Dataset listings of figures
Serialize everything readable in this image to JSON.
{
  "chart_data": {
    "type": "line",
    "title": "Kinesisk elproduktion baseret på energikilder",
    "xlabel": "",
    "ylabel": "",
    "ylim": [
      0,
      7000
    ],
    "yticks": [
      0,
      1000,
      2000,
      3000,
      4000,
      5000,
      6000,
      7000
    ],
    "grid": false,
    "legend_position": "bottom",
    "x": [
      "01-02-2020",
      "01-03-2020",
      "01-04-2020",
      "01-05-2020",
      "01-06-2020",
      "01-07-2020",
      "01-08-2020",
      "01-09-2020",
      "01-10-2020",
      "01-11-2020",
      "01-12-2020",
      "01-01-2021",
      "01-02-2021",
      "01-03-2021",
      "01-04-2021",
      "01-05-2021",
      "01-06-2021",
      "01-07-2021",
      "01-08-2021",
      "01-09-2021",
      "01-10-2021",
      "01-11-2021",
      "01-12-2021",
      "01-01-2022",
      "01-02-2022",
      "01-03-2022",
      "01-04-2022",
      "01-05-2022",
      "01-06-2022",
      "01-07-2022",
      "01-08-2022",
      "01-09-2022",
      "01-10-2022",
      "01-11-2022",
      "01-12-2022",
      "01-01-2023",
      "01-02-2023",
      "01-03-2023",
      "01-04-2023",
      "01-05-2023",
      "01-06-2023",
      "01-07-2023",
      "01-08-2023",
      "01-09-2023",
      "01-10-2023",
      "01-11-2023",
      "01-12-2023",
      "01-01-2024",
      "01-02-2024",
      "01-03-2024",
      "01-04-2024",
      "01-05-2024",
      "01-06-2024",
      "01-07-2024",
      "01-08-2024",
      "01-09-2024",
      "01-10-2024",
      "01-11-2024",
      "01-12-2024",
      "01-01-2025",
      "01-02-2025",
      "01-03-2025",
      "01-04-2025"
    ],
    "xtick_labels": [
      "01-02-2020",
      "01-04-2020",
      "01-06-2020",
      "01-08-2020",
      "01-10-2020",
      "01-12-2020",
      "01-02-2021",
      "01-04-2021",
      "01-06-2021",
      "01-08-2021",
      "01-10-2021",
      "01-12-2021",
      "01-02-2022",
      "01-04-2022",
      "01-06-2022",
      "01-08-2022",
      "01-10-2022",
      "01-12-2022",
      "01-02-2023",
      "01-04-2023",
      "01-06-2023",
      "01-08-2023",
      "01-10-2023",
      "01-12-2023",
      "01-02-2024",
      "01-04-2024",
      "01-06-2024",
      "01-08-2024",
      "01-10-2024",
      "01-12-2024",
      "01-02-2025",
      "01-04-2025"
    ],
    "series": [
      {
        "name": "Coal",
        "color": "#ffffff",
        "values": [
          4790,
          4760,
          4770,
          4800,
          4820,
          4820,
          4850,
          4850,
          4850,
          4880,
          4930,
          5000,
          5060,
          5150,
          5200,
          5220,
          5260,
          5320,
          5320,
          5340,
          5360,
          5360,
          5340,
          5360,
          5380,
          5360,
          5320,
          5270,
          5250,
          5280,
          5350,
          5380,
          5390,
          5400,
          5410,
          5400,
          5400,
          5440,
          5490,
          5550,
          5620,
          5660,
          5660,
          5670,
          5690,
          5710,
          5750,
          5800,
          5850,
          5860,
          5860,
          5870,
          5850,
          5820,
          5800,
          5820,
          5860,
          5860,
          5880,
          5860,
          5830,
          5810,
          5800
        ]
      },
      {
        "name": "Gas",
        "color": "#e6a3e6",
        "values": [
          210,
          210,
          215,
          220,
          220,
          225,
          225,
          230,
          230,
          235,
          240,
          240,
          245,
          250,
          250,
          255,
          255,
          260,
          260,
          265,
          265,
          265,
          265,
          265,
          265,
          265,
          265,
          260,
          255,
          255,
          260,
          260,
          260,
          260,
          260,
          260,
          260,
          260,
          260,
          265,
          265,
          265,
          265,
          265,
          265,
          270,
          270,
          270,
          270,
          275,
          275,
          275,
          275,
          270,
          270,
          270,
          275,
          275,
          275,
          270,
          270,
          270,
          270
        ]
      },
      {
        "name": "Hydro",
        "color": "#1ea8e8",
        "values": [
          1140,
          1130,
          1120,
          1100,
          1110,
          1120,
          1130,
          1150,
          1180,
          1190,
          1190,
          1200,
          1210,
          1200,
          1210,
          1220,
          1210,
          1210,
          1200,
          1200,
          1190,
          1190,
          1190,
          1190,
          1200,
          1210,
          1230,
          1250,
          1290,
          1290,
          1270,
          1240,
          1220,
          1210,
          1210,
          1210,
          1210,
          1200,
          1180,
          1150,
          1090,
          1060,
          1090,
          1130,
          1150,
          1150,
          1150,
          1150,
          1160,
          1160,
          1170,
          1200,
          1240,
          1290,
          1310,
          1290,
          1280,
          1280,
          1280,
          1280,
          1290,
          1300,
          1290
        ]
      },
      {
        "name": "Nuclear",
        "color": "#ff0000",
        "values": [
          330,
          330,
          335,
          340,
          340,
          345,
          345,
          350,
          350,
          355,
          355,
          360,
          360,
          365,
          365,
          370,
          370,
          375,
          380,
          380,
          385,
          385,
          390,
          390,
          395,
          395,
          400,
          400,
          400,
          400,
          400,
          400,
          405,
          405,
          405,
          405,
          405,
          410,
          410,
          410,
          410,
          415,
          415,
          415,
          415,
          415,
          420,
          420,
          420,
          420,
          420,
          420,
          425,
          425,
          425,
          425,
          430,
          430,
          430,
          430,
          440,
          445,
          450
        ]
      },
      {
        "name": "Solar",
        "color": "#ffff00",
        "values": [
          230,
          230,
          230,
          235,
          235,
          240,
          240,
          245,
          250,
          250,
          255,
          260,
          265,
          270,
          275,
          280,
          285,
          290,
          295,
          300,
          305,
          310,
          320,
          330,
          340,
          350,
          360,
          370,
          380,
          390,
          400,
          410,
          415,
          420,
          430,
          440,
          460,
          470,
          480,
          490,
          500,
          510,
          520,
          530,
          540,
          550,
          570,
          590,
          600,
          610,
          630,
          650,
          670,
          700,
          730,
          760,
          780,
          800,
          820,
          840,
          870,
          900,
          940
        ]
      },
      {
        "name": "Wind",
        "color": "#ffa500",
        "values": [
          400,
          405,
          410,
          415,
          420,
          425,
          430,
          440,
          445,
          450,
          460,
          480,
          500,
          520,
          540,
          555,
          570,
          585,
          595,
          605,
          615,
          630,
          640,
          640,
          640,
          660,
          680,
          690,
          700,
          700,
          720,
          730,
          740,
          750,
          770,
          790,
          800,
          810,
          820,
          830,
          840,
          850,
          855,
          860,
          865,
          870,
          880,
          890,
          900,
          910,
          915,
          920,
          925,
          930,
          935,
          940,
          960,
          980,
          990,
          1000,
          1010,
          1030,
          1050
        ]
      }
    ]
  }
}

* TASK DESCRIPTION
From the listing above, collect each line in which the string "color" appears.

* TASK RESULT
        "color": "#ffffff",
        "color": "#e6a3e6",
        "color": "#1ea8e8",
        "color": "#ff0000",
        "color": "#ffff00",
        "color": "#ffa500",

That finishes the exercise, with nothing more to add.